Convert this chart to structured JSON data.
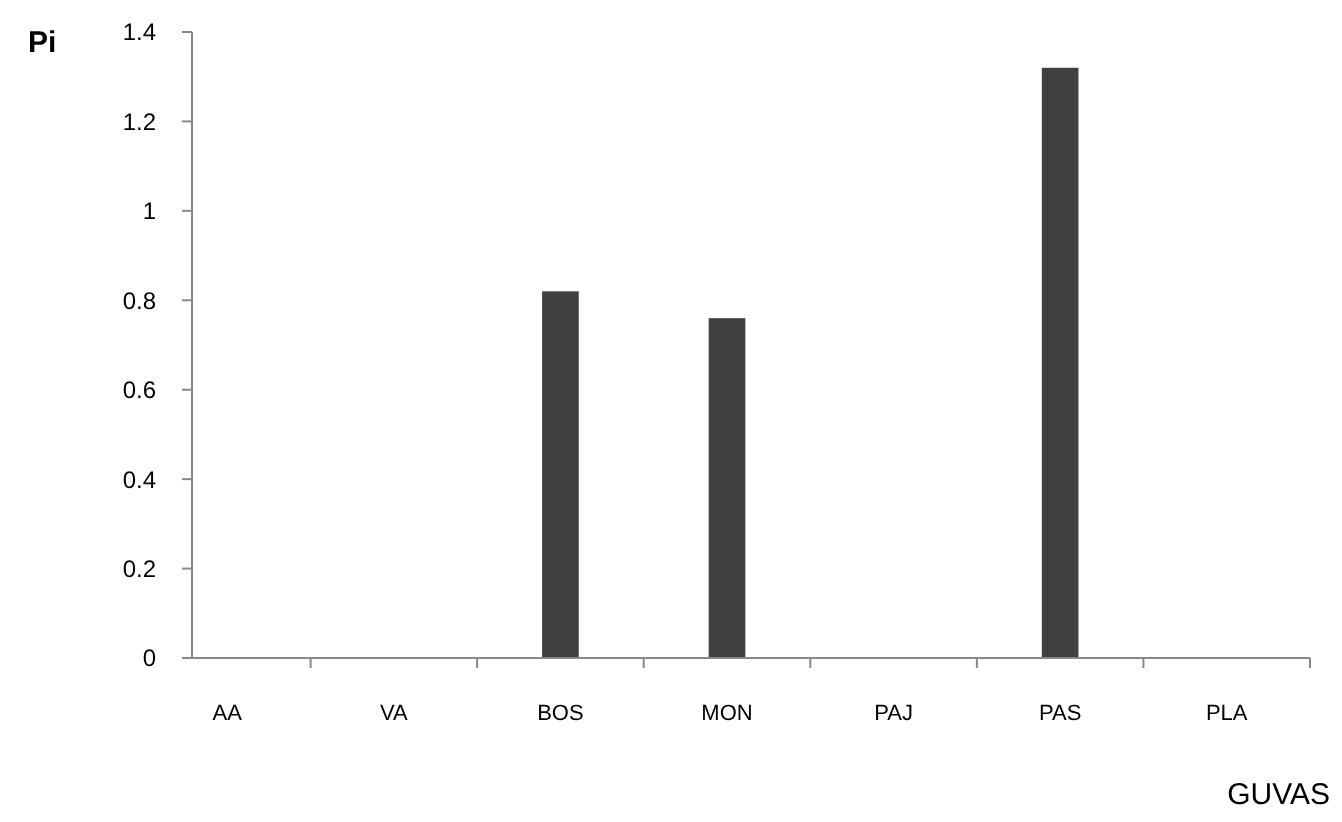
{
  "chart_data": {
    "type": "bar",
    "ylabel": "Pi",
    "xlabel": "GUVAS",
    "categories": [
      "AA",
      "VA",
      "BOS",
      "MON",
      "PAJ",
      "PAS",
      "PLA"
    ],
    "values": [
      0,
      0,
      0.82,
      0.76,
      0,
      1.32,
      0
    ],
    "color": "#404040",
    "ylim": [
      0,
      1.4
    ],
    "yticks": [
      0,
      0.2,
      0.4,
      0.6,
      0.8,
      1,
      1.2,
      1.4
    ],
    "grid": false
  }
}
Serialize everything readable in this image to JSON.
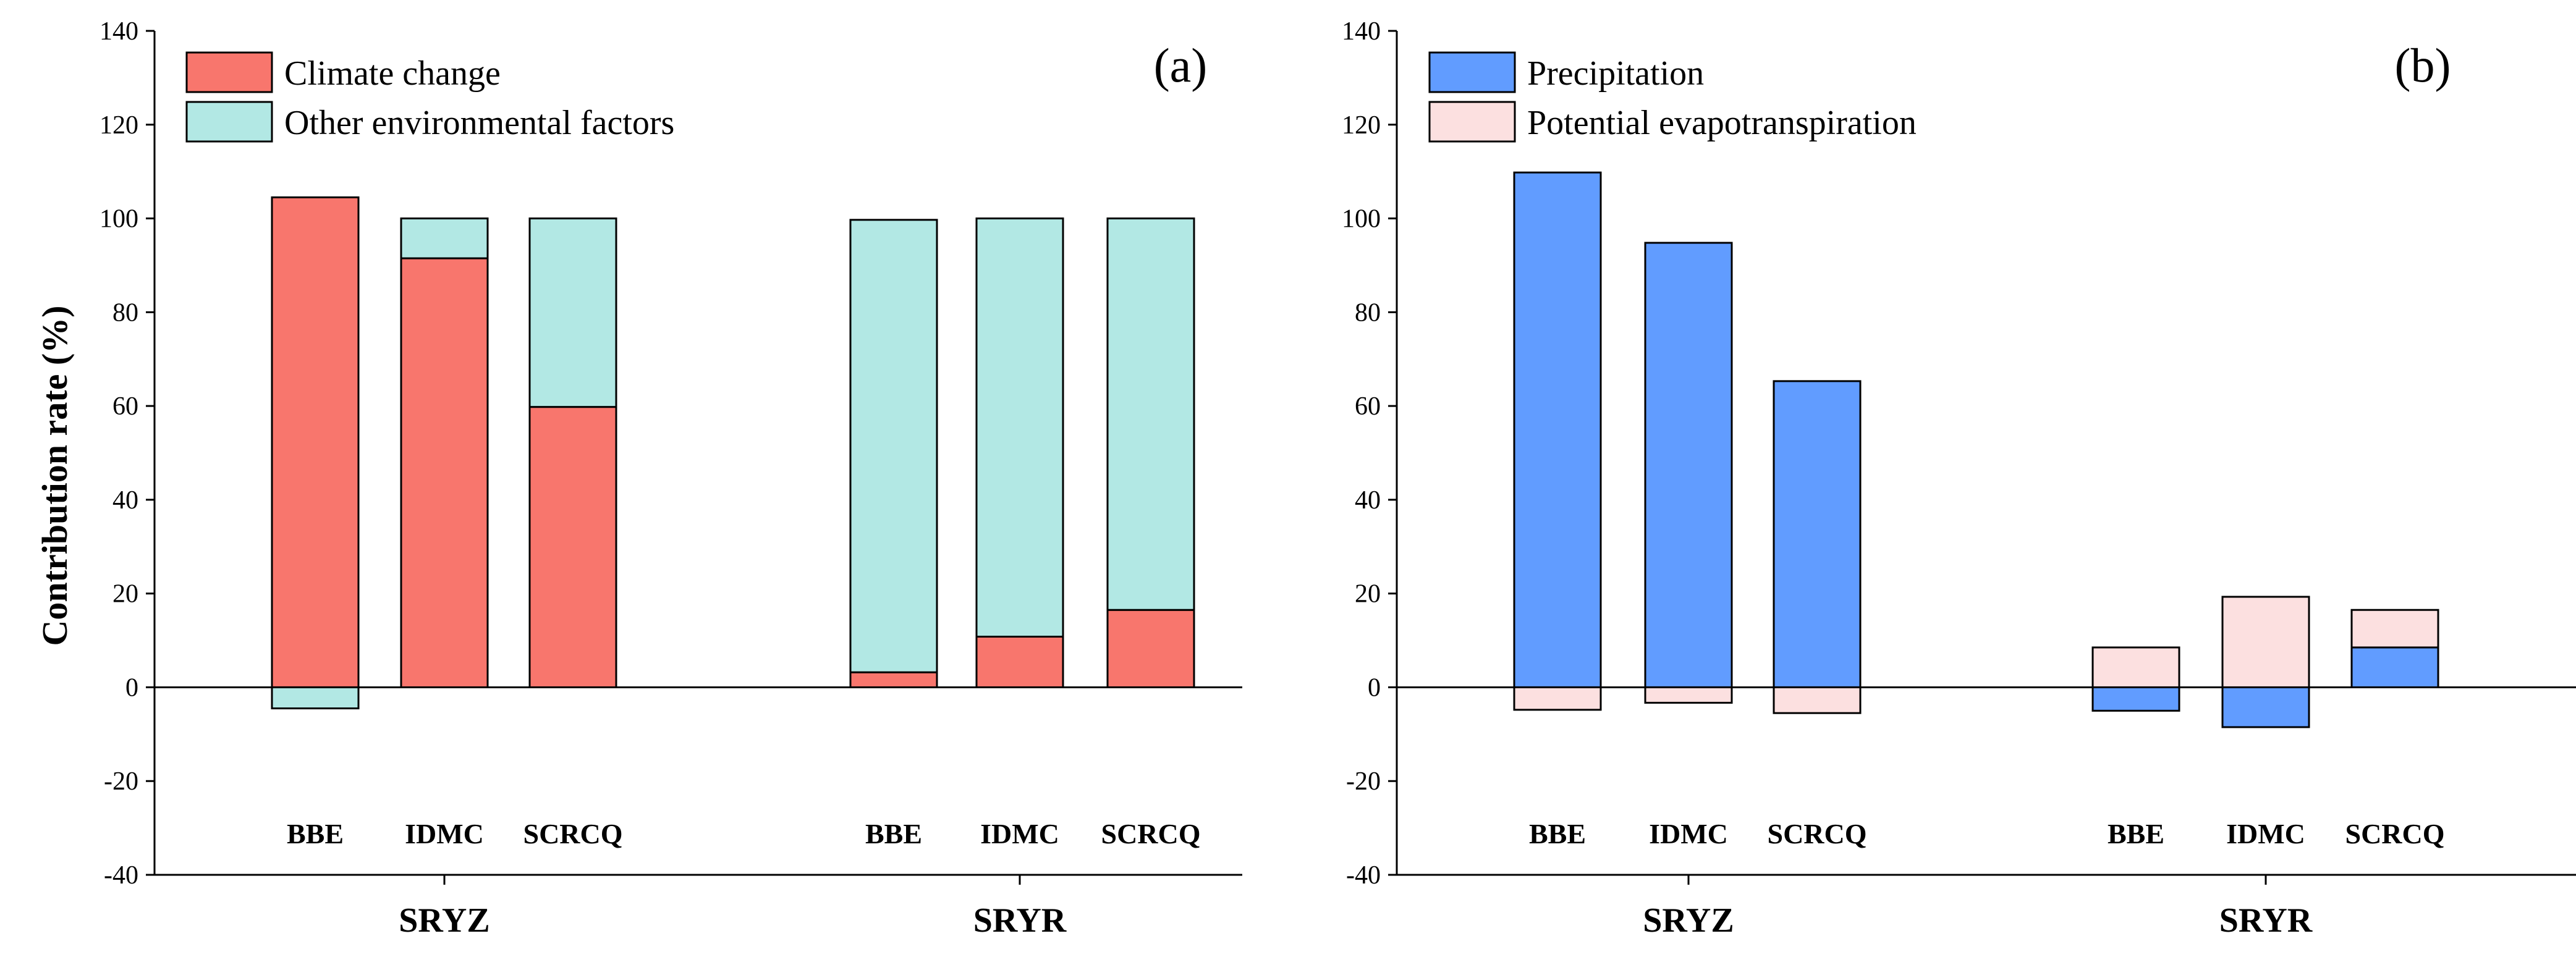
{
  "chart_data": [
    {
      "type": "bar",
      "stacked": true,
      "panel_label": "(a)",
      "ylabel": "Contribution rate (%)",
      "ylim": [
        -40,
        140
      ],
      "yticks": [
        "-40",
        "-20",
        "0",
        "20",
        "40",
        "60",
        "80",
        "100",
        "120",
        "140"
      ],
      "groups": [
        {
          "name": "SRYZ",
          "categories": [
            "BBE",
            "IDMC",
            "SCRCQ"
          ]
        },
        {
          "name": "SRYR",
          "categories": [
            "BBE",
            "IDMC",
            "SCRCQ"
          ]
        }
      ],
      "legend_position": "top-left",
      "series": [
        {
          "name": "Climate change",
          "color": "#F8766D",
          "values": [
            104.5,
            91.5,
            59.8,
            3.2,
            10.8,
            16.5
          ]
        },
        {
          "name": "Other environmental factors",
          "color": "#B2E8E4",
          "values": [
            -4.5,
            8.5,
            40.2,
            96.5,
            89.2,
            83.5
          ]
        }
      ]
    },
    {
      "type": "bar",
      "stacked": true,
      "panel_label": "(b)",
      "ylabel": "",
      "ylim": [
        -40,
        140
      ],
      "yticks": [
        "-40",
        "-20",
        "0",
        "20",
        "40",
        "60",
        "80",
        "100",
        "120",
        "140"
      ],
      "groups": [
        {
          "name": "SRYZ",
          "categories": [
            "BBE",
            "IDMC",
            "SCRCQ"
          ]
        },
        {
          "name": "SRYR",
          "categories": [
            "BBE",
            "IDMC",
            "SCRCQ"
          ]
        }
      ],
      "legend_position": "top-left",
      "series": [
        {
          "name": "Precipitation",
          "color": "#619CFF",
          "values": [
            109.8,
            94.8,
            65.3,
            -5.0,
            -8.5,
            8.5
          ]
        },
        {
          "name": "Potential evapotranspiration",
          "color": "#FCE0E0",
          "values": [
            -4.8,
            -3.3,
            -5.5,
            8.5,
            19.3,
            8.0
          ]
        }
      ]
    }
  ]
}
+ + + + + + +
# Exercise prompt
Print every entry above again without changing a word, and omit the pictures.

# Output
Convert this chart to structured JSON data.
{
  "chart_data": {
    "type": "bar",
    "ylabel": "Pi",
    "xlabel": "GUVAS",
    "categories": [
      "AA",
      "VA",
      "BOS",
      "MON",
      "PAJ",
      "PAS",
      "PLA"
    ],
    "values": [
      0,
      0,
      0.82,
      0.76,
      0,
      1.32,
      0
    ],
    "color": "#404040",
    "ylim": [
      0,
      1.4
    ],
    "yticks": [
      0,
      0.2,
      0.4,
      0.6,
      0.8,
      1,
      1.2,
      1.4
    ],
    "grid": false
  }
}
Serialize everything readable in this image to JSON.
{
  "chart_data": [
    {
      "type": "bar",
      "stacked": true,
      "panel_label": "(a)",
      "ylabel": "Contribution rate (%)",
      "ylim": [
        -40,
        140
      ],
      "yticks": [
        "-40",
        "-20",
        "0",
        "20",
        "40",
        "60",
        "80",
        "100",
        "120",
        "140"
      ],
      "groups": [
        {
          "name": "SRYZ",
          "categories": [
            "BBE",
            "IDMC",
            "SCRCQ"
          ]
        },
        {
          "name": "SRYR",
          "categories": [
            "BBE",
            "IDMC",
            "SCRCQ"
          ]
        }
      ],
      "legend_position": "top-left",
      "series": [
        {
          "name": "Climate change",
          "color": "#F8766D",
          "values": [
            104.5,
            91.5,
            59.8,
            3.2,
            10.8,
            16.5
          ]
        },
        {
          "name": "Other environmental factors",
          "color": "#B2E8E4",
          "values": [
            -4.5,
            8.5,
            40.2,
            96.5,
            89.2,
            83.5
          ]
        }
      ]
    },
    {
      "type": "bar",
      "stacked": true,
      "panel_label": "(b)",
      "ylabel": "",
      "ylim": [
        -40,
        140
      ],
      "yticks": [
        "-40",
        "-20",
        "0",
        "20",
        "40",
        "60",
        "80",
        "100",
        "120",
        "140"
      ],
      "groups": [
        {
          "name": "SRYZ",
          "categories": [
            "BBE",
            "IDMC",
            "SCRCQ"
          ]
        },
        {
          "name": "SRYR",
          "categories": [
            "BBE",
            "IDMC",
            "SCRCQ"
          ]
        }
      ],
      "legend_position": "top-left",
      "series": [
        {
          "name": "Precipitation",
          "color": "#619CFF",
          "values": [
            109.8,
            94.8,
            65.3,
            -5.0,
            -8.5,
            8.5
          ]
        },
        {
          "name": "Potential evapotranspiration",
          "color": "#FCE0E0",
          "values": [
            -4.8,
            -3.3,
            -5.5,
            8.5,
            19.3,
            8.0
          ]
        }
      ]
    }
  ]
}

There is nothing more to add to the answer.